Start MATERIAL SUPPLIED

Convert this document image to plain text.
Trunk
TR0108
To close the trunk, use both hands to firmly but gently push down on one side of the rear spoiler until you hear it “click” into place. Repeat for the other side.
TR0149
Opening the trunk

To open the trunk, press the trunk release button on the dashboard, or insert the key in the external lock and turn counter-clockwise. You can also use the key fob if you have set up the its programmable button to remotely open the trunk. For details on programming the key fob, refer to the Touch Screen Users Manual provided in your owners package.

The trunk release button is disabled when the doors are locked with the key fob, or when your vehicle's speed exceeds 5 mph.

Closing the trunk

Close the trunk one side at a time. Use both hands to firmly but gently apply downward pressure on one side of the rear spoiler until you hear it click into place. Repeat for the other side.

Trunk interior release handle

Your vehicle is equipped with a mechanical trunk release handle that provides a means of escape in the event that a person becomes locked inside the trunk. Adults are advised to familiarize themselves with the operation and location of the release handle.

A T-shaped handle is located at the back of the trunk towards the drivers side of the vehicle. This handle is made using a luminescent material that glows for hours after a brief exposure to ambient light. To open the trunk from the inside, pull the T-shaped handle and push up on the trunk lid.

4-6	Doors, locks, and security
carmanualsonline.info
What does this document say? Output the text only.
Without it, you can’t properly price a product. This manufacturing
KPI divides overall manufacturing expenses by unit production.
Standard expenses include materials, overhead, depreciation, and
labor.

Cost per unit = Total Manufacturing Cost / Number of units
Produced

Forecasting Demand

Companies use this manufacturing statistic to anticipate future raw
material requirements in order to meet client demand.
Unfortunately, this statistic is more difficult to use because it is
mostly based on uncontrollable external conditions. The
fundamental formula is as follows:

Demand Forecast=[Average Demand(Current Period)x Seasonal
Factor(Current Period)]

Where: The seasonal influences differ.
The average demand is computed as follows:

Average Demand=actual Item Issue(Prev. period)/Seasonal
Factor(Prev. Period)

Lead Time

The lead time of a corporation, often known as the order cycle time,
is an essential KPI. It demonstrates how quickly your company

End MATERIAL SUPPLIED

### PROBLEM STATEMENT:
Within the listing, how many lines hold the word "Current"? Only the number is to be given.

### RIGHT ANSWER:
2